▶ [What you need to do] Please transcribe the data that follows without the pictures, keeping every word the same.
————
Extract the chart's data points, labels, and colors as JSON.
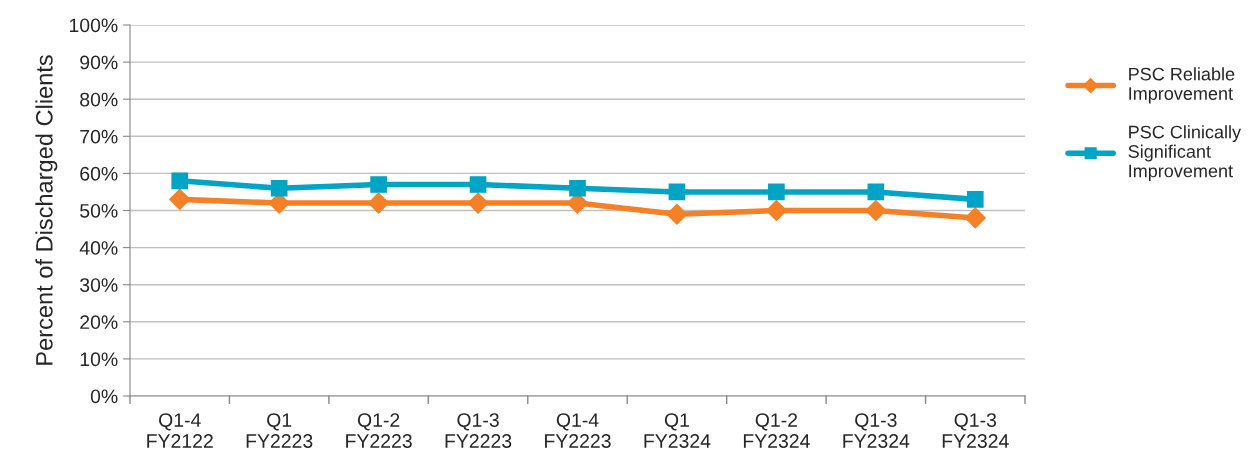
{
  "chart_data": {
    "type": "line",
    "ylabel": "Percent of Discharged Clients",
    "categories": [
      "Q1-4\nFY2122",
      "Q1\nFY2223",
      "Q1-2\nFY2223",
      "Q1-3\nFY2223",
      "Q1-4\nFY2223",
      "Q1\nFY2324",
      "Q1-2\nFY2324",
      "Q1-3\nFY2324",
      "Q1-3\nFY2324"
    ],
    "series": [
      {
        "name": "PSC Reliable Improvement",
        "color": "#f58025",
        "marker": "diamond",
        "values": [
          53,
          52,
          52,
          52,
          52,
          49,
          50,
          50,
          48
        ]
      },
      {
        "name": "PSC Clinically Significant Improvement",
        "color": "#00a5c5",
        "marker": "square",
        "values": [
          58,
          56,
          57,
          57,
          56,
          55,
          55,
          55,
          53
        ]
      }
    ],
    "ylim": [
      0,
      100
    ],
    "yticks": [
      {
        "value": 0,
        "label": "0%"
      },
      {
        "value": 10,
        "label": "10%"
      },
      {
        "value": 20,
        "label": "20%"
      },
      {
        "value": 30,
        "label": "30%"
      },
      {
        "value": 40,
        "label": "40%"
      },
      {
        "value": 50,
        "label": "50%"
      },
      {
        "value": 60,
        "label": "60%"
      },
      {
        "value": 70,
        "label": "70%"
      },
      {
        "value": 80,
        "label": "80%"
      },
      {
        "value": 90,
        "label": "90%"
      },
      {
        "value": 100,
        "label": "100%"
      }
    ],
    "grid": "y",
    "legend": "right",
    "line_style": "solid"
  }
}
————
▶ [Solution to this task]
Extract the chart's data points, labels, and colors as JSON.
{
  "chart_data": {
    "type": "line",
    "ylabel": "Percent of Discharged Clients",
    "categories": [
      "Q1-4\nFY2122",
      "Q1\nFY2223",
      "Q1-2\nFY2223",
      "Q1-3\nFY2223",
      "Q1-4\nFY2223",
      "Q1\nFY2324",
      "Q1-2\nFY2324",
      "Q1-3\nFY2324",
      "Q1-3\nFY2324"
    ],
    "series": [
      {
        "name": "PSC Reliable Improvement",
        "color": "#f58025",
        "marker": "diamond",
        "values": [
          53,
          52,
          52,
          52,
          52,
          49,
          50,
          50,
          48
        ]
      },
      {
        "name": "PSC Clinically Significant Improvement",
        "color": "#00a5c5",
        "marker": "square",
        "values": [
          58,
          56,
          57,
          57,
          56,
          55,
          55,
          55,
          53
        ]
      }
    ],
    "ylim": [
      0,
      100
    ],
    "yticks": [
      {
        "value": 0,
        "label": "0%"
      },
      {
        "value": 10,
        "label": "10%"
      },
      {
        "value": 20,
        "label": "20%"
      },
      {
        "value": 30,
        "label": "30%"
      },
      {
        "value": 40,
        "label": "40%"
      },
      {
        "value": 50,
        "label": "50%"
      },
      {
        "value": 60,
        "label": "60%"
      },
      {
        "value": 70,
        "label": "70%"
      },
      {
        "value": 80,
        "label": "80%"
      },
      {
        "value": 90,
        "label": "90%"
      },
      {
        "value": 100,
        "label": "100%"
      }
    ],
    "grid": "y",
    "legend": "right",
    "line_style": "solid"
  }
}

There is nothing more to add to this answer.